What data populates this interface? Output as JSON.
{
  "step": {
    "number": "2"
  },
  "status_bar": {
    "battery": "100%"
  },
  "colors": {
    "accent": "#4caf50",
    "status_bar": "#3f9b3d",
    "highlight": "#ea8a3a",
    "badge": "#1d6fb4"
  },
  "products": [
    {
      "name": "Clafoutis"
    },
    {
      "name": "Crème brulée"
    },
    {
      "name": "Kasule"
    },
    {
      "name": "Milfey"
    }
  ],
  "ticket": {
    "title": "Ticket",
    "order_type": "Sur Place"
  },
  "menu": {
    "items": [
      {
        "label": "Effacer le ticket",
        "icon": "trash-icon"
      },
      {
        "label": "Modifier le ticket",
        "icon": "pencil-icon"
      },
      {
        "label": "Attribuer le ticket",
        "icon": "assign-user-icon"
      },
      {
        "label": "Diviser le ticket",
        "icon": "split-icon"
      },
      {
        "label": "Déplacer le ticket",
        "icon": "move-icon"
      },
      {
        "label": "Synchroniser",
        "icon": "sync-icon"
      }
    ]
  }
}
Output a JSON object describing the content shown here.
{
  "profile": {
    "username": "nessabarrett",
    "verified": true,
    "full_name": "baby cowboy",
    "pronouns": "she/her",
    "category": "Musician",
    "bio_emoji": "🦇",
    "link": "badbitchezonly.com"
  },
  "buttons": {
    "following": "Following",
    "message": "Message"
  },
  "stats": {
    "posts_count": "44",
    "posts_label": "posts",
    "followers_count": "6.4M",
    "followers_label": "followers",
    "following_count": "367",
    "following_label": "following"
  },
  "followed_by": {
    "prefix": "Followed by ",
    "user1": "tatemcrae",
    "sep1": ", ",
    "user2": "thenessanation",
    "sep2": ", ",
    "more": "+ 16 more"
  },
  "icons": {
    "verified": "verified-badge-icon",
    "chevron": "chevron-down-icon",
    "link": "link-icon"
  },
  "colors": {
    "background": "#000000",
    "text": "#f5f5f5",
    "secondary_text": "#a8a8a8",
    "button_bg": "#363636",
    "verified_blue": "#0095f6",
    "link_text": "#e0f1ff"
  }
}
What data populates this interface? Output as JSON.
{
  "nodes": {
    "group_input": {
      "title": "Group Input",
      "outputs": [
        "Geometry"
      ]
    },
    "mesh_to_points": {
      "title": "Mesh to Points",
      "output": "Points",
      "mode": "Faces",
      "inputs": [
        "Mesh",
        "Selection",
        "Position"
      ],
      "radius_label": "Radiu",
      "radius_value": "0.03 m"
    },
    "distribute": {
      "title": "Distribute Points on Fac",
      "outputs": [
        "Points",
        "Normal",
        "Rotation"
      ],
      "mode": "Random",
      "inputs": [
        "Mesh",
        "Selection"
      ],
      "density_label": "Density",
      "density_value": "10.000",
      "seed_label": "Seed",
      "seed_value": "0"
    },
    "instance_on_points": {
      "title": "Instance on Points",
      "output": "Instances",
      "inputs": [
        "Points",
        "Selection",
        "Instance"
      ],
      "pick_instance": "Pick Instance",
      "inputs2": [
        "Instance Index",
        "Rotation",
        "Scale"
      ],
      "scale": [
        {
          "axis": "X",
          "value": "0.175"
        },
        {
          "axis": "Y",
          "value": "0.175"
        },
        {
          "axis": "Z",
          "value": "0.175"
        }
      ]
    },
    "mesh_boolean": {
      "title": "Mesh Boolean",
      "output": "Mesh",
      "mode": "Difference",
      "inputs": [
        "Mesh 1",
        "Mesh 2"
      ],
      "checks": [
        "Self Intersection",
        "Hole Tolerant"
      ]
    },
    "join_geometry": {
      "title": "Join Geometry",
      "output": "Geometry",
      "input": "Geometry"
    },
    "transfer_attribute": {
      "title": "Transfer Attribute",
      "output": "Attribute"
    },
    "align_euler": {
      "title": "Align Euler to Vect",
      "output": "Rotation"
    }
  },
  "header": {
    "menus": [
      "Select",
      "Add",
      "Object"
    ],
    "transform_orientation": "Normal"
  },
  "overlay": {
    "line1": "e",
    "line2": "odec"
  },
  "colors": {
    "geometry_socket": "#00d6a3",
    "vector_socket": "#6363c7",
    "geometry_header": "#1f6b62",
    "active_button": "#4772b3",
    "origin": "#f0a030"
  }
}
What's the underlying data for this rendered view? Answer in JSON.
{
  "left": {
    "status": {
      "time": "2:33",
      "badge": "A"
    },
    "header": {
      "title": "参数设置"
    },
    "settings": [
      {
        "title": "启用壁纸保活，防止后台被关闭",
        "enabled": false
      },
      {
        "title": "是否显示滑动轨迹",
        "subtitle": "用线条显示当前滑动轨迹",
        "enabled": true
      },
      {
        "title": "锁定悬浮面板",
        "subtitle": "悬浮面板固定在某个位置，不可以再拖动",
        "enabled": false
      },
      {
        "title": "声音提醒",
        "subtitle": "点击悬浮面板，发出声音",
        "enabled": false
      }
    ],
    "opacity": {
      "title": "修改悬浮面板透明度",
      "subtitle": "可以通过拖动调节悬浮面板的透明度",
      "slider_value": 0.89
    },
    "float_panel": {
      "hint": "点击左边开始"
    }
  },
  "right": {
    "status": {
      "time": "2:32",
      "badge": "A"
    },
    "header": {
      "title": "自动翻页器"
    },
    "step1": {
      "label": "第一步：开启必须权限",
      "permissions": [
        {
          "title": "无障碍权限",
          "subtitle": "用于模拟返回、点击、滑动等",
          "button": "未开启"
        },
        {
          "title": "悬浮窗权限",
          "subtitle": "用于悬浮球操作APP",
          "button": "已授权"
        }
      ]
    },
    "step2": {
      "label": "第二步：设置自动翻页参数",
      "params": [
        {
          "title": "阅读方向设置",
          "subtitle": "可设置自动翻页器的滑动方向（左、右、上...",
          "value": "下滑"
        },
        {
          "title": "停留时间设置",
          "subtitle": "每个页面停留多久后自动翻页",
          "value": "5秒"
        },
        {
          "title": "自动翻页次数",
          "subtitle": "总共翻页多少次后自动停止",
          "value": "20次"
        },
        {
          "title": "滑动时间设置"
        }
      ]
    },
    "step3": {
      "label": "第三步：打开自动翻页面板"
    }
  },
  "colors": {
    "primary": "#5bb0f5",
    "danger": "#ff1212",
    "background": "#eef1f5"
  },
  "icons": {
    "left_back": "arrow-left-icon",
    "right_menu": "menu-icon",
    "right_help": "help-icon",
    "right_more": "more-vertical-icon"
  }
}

++++++++

-- What you need to do --
Restate the data above word for word, please.

-- Result of the exercise --
What data populates this interface? Output as JSON.
{
  "step": {
    "number": "2"
  },
  "status_bar": {
    "battery": "100%"
  },
  "colors": {
    "accent": "#4caf50",
    "status_bar": "#3f9b3d",
    "highlight": "#ea8a3a",
    "badge": "#1d6fb4"
  },
  "products": [
    {
      "name": "Clafoutis"
    },
    {
      "name": "Crème brulée"
    },
    {
      "name": "Kasule"
    },
    {
      "name": "Milfey"
    }
  ],
  "ticket": {
    "title": "Ticket",
    "order_type": "Sur Place"
  },
  "menu": {
    "items": [
      {
        "label": "Effacer le ticket",
        "icon": "trash-icon"
      },
      {
        "label": "Modifier le ticket",
        "icon": "pencil-icon"
      },
      {
        "label": "Attribuer le ticket",
        "icon": "assign-user-icon"
      },
      {
        "label": "Diviser le ticket",
        "icon": "split-icon"
      },
      {
        "label": "Déplacer le ticket",
        "icon": "move-icon"
      },
      {
        "label": "Synchroniser",
        "icon": "sync-icon"
      }
    ]
  }
}
Output a JSON object describing the content shown here.
{
  "profile": {
    "username": "nessabarrett",
    "verified": true,
    "full_name": "baby cowboy",
    "pronouns": "she/her",
    "category": "Musician",
    "bio_emoji": "🦇",
    "link": "badbitchezonly.com"
  },
  "buttons": {
    "following": "Following",
    "message": "Message"
  },
  "stats": {
    "posts_count": "44",
    "posts_label": "posts",
    "followers_count": "6.4M",
    "followers_label": "followers",
    "following_count": "367",
    "following_label": "following"
  },
  "followed_by": {
    "prefix": "Followed by ",
    "user1": "tatemcrae",
    "sep1": ", ",
    "user2": "thenessanation",
    "sep2": ", ",
    "more": "+ 16 more"
  },
  "icons": {
    "verified": "verified-badge-icon",
    "chevron": "chevron-down-icon",
    "link": "link-icon"
  },
  "colors": {
    "background": "#000000",
    "text": "#f5f5f5",
    "secondary_text": "#a8a8a8",
    "button_bg": "#363636",
    "verified_blue": "#0095f6",
    "link_text": "#e0f1ff"
  }
}
What data populates this interface? Output as JSON.
{
  "nodes": {
    "group_input": {
      "title": "Group Input",
      "outputs": [
        "Geometry"
      ]
    },
    "mesh_to_points": {
      "title": "Mesh to Points",
      "output": "Points",
      "mode": "Faces",
      "inputs": [
        "Mesh",
        "Selection",
        "Position"
      ],
      "radius_label": "Radiu",
      "radius_value": "0.03 m"
    },
    "distribute": {
      "title": "Distribute Points on Fac",
      "outputs": [
        "Points",
        "Normal",
        "Rotation"
      ],
      "mode": "Random",
      "inputs": [
        "Mesh",
        "Selection"
      ],
      "density_label": "Density",
      "density_value": "10.000",
      "seed_label": "Seed",
      "seed_value": "0"
    },
    "instance_on_points": {
      "title": "Instance on Points",
      "output": "Instances",
      "inputs": [
        "Points",
        "Selection",
        "Instance"
      ],
      "pick_instance": "Pick Instance",
      "inputs2": [
        "Instance Index",
        "Rotation",
        "Scale"
      ],
      "scale": [
        {
          "axis": "X",
          "value": "0.175"
        },
        {
          "axis": "Y",
          "value": "0.175"
        },
        {
          "axis": "Z",
          "value": "0.175"
        }
      ]
    },
    "mesh_boolean": {
      "title": "Mesh Boolean",
      "output": "Mesh",
      "mode": "Difference",
      "inputs": [
        "Mesh 1",
        "Mesh 2"
      ],
      "checks": [
        "Self Intersection",
        "Hole Tolerant"
      ]
    },
    "join_geometry": {
      "title": "Join Geometry",
      "output": "Geometry",
      "input": "Geometry"
    },
    "transfer_attribute": {
      "title": "Transfer Attribute",
      "output": "Attribute"
    },
    "align_euler": {
      "title": "Align Euler to Vect",
      "output": "Rotation"
    }
  },
  "header": {
    "menus": [
      "Select",
      "Add",
      "Object"
    ],
    "transform_orientation": "Normal"
  },
  "overlay": {
    "line1": "e",
    "line2": "odec"
  },
  "colors": {
    "geometry_socket": "#00d6a3",
    "vector_socket": "#6363c7",
    "geometry_header": "#1f6b62",
    "active_button": "#4772b3",
    "origin": "#f0a030"
  }
}
What's the underlying data for this rendered view? Answer in JSON.
{
  "left": {
    "status": {
      "time": "2:33",
      "badge": "A"
    },
    "header": {
      "title": "参数设置"
    },
    "settings": [
      {
        "title": "启用壁纸保活，防止后台被关闭",
        "enabled": false
      },
      {
        "title": "是否显示滑动轨迹",
        "subtitle": "用线条显示当前滑动轨迹",
        "enabled": true
      },
      {
        "title": "锁定悬浮面板",
        "subtitle": "悬浮面板固定在某个位置，不可以再拖动",
        "enabled": false
      },
      {
        "title": "声音提醒",
        "subtitle": "点击悬浮面板，发出声音",
        "enabled": false
      }
    ],
    "opacity": {
      "title": "修改悬浮面板透明度",
      "subtitle": "可以通过拖动调节悬浮面板的透明度",
      "slider_value": 0.89
    },
    "float_panel": {
      "hint": "点击左边开始"
    }
  },
  "right": {
    "status": {
      "time": "2:32",
      "badge": "A"
    },
    "header": {
      "title": "自动翻页器"
    },
    "step1": {
      "label": "第一步：开启必须权限",
      "permissions": [
        {
          "title": "无障碍权限",
          "subtitle": "用于模拟返回、点击、滑动等",
          "button": "未开启"
        },
        {
          "title": "悬浮窗权限",
          "subtitle": "用于悬浮球操作APP",
          "button": "已授权"
        }
      ]
    },
    "step2": {
      "label": "第二步：设置自动翻页参数",
      "params": [
        {
          "title": "阅读方向设置",
          "subtitle": "可设置自动翻页器的滑动方向（左、右、上...",
          "value": "下滑"
        },
        {
          "title": "停留时间设置",
          "subtitle": "每个页面停留多久后自动翻页",
          "value": "5秒"
        },
        {
          "title": "自动翻页次数",
          "subtitle": "总共翻页多少次后自动停止",
          "value": "20次"
        },
        {
          "title": "滑动时间设置"
        }
      ]
    },
    "step3": {
      "label": "第三步：打开自动翻页面板"
    }
  },
  "colors": {
    "primary": "#5bb0f5",
    "danger": "#ff1212",
    "background": "#eef1f5"
  },
  "icons": {
    "left_back": "arrow-left-icon",
    "right_menu": "menu-icon",
    "right_help": "help-icon",
    "right_more": "more-vertical-icon"
  }
}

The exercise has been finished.